What is the number of lines containing the word "Variation"? Please answer with that number and nothing more.

-------- Data supplied --------

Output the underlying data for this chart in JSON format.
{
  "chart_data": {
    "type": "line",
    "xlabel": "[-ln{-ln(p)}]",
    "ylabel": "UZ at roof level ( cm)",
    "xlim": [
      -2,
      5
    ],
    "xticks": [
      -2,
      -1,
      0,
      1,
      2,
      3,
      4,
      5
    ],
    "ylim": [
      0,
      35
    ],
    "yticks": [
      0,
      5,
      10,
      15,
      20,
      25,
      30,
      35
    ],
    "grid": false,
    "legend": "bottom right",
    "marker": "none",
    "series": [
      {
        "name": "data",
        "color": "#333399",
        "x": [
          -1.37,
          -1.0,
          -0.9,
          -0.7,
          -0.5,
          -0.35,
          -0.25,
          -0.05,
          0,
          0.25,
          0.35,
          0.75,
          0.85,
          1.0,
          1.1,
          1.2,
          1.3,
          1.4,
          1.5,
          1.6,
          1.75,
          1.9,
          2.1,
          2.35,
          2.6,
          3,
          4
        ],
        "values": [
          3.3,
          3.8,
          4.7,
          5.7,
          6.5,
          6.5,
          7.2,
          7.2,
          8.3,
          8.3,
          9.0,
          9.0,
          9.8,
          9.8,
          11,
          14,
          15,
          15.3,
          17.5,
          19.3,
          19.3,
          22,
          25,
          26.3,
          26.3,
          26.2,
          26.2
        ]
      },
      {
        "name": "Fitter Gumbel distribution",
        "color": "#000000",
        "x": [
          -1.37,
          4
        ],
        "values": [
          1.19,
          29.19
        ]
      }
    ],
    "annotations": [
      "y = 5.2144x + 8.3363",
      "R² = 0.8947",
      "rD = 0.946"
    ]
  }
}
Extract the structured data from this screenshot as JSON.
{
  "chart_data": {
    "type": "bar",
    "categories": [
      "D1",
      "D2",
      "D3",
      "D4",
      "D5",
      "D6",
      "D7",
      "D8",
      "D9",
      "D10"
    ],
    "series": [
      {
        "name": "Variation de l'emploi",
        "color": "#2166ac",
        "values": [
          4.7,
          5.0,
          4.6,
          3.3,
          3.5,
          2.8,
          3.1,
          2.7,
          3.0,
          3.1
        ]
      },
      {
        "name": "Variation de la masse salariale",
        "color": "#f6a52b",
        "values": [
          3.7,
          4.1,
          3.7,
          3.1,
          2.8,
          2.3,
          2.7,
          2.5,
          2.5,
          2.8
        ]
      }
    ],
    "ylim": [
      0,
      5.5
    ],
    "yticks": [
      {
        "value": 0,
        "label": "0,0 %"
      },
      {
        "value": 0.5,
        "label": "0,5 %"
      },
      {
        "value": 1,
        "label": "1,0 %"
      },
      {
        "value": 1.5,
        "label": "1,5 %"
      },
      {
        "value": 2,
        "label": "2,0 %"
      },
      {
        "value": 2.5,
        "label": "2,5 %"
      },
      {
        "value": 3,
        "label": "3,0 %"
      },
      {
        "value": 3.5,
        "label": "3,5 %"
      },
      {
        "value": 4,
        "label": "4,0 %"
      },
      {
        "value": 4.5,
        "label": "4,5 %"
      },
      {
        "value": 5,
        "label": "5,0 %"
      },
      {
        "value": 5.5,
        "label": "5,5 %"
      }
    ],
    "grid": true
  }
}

--------

(Solution to the exercise)
2